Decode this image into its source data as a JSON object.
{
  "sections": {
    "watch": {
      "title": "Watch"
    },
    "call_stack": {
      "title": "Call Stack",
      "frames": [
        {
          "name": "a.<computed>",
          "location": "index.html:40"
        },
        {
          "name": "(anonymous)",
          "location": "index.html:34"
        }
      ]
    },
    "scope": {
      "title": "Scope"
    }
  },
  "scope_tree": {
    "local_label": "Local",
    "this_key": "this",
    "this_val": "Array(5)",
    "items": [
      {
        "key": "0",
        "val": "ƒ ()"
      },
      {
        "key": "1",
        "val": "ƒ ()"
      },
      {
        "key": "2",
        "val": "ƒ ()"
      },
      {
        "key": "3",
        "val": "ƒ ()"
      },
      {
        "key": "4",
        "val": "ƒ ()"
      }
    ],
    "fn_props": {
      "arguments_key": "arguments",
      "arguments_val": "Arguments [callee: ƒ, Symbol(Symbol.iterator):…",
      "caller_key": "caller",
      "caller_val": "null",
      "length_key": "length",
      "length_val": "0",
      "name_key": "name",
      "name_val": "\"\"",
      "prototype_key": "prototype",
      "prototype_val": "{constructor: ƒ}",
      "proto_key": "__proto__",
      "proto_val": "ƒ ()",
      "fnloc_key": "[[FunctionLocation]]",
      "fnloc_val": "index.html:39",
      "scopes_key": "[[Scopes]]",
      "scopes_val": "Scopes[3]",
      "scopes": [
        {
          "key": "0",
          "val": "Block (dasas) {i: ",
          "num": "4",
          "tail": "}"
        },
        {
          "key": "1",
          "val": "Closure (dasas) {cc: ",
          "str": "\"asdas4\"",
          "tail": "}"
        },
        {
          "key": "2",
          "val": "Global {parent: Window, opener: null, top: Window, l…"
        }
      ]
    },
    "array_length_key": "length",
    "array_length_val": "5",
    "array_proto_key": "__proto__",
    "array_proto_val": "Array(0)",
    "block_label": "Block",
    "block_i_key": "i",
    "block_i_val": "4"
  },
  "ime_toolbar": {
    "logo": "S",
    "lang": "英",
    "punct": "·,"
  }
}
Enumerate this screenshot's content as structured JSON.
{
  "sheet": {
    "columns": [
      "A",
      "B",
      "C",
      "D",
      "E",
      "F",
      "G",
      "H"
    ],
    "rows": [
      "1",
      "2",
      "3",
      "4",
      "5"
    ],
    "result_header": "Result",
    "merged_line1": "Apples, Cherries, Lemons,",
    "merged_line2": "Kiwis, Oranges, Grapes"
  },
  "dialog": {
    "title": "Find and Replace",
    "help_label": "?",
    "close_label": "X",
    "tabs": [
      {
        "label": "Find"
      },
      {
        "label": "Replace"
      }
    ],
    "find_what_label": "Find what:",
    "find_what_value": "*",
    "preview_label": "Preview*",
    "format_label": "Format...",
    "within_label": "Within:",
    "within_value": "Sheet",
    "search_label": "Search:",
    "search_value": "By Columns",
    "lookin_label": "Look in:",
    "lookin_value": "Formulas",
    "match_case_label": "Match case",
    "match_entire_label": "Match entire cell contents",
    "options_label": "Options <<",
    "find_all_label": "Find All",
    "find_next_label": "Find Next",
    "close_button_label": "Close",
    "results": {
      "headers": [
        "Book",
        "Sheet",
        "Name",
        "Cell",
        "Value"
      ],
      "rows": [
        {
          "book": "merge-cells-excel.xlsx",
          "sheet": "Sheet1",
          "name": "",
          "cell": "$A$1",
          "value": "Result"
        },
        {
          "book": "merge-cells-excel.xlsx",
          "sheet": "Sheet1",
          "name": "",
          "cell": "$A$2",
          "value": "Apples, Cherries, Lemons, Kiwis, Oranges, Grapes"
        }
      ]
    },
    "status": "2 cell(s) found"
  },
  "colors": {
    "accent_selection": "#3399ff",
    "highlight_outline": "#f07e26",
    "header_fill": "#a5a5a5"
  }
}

********************

Given task: Reproduce every record, matching each line exactly.

Task response:
Decode this image into its source data as a JSON object.
{
  "sections": {
    "watch": {
      "title": "Watch"
    },
    "call_stack": {
      "title": "Call Stack",
      "frames": [
        {
          "name": "a.<computed>",
          "location": "index.html:40"
        },
        {
          "name": "(anonymous)",
          "location": "index.html:34"
        }
      ]
    },
    "scope": {
      "title": "Scope"
    }
  },
  "scope_tree": {
    "local_label": "Local",
    "this_key": "this",
    "this_val": "Array(5)",
    "items": [
      {
        "key": "0",
        "val": "ƒ ()"
      },
      {
        "key": "1",
        "val": "ƒ ()"
      },
      {
        "key": "2",
        "val": "ƒ ()"
      },
      {
        "key": "3",
        "val": "ƒ ()"
      },
      {
        "key": "4",
        "val": "ƒ ()"
      }
    ],
    "fn_props": {
      "arguments_key": "arguments",
      "arguments_val": "Arguments [callee: ƒ, Symbol(Symbol.iterator):…",
      "caller_key": "caller",
      "caller_val": "null",
      "length_key": "length",
      "length_val": "0",
      "name_key": "name",
      "name_val": "\"\"",
      "prototype_key": "prototype",
      "prototype_val": "{constructor: ƒ}",
      "proto_key": "__proto__",
      "proto_val": "ƒ ()",
      "fnloc_key": "[[FunctionLocation]]",
      "fnloc_val": "index.html:39",
      "scopes_key": "[[Scopes]]",
      "scopes_val": "Scopes[3]",
      "scopes": [
        {
          "key": "0",
          "val": "Block (dasas) {i: ",
          "num": "4",
          "tail": "}"
        },
        {
          "key": "1",
          "val": "Closure (dasas) {cc: ",
          "str": "\"asdas4\"",
          "tail": "}"
        },
        {
          "key": "2",
          "val": "Global {parent: Window, opener: null, top: Window, l…"
        }
      ]
    },
    "array_length_key": "length",
    "array_length_val": "5",
    "array_proto_key": "__proto__",
    "array_proto_val": "Array(0)",
    "block_label": "Block",
    "block_i_key": "i",
    "block_i_val": "4"
  },
  "ime_toolbar": {
    "logo": "S",
    "lang": "英",
    "punct": "·,"
  }
}
Enumerate this screenshot's content as structured JSON.
{
  "sheet": {
    "columns": [
      "A",
      "B",
      "C",
      "D",
      "E",
      "F",
      "G",
      "H"
    ],
    "rows": [
      "1",
      "2",
      "3",
      "4",
      "5"
    ],
    "result_header": "Result",
    "merged_line1": "Apples, Cherries, Lemons,",
    "merged_line2": "Kiwis, Oranges, Grapes"
  },
  "dialog": {
    "title": "Find and Replace",
    "help_label": "?",
    "close_label": "X",
    "tabs": [
      {
        "label": "Find"
      },
      {
        "label": "Replace"
      }
    ],
    "find_what_label": "Find what:",
    "find_what_value": "*",
    "preview_label": "Preview*",
    "format_label": "Format...",
    "within_label": "Within:",
    "within_value": "Sheet",
    "search_label": "Search:",
    "search_value": "By Columns",
    "lookin_label": "Look in:",
    "lookin_value": "Formulas",
    "match_case_label": "Match case",
    "match_entire_label": "Match entire cell contents",
    "options_label": "Options <<",
    "find_all_label": "Find All",
    "find_next_label": "Find Next",
    "close_button_label": "Close",
    "results": {
      "headers": [
        "Book",
        "Sheet",
        "Name",
        "Cell",
        "Value"
      ],
      "rows": [
        {
          "book": "merge-cells-excel.xlsx",
          "sheet": "Sheet1",
          "name": "",
          "cell": "$A$1",
          "value": "Result"
        },
        {
          "book": "merge-cells-excel.xlsx",
          "sheet": "Sheet1",
          "name": "",
          "cell": "$A$2",
          "value": "Apples, Cherries, Lemons, Kiwis, Oranges, Grapes"
        }
      ]
    },
    "status": "2 cell(s) found"
  },
  "colors": {
    "accent_selection": "#3399ff",
    "highlight_outline": "#f07e26",
    "header_fill": "#a5a5a5"
  }
}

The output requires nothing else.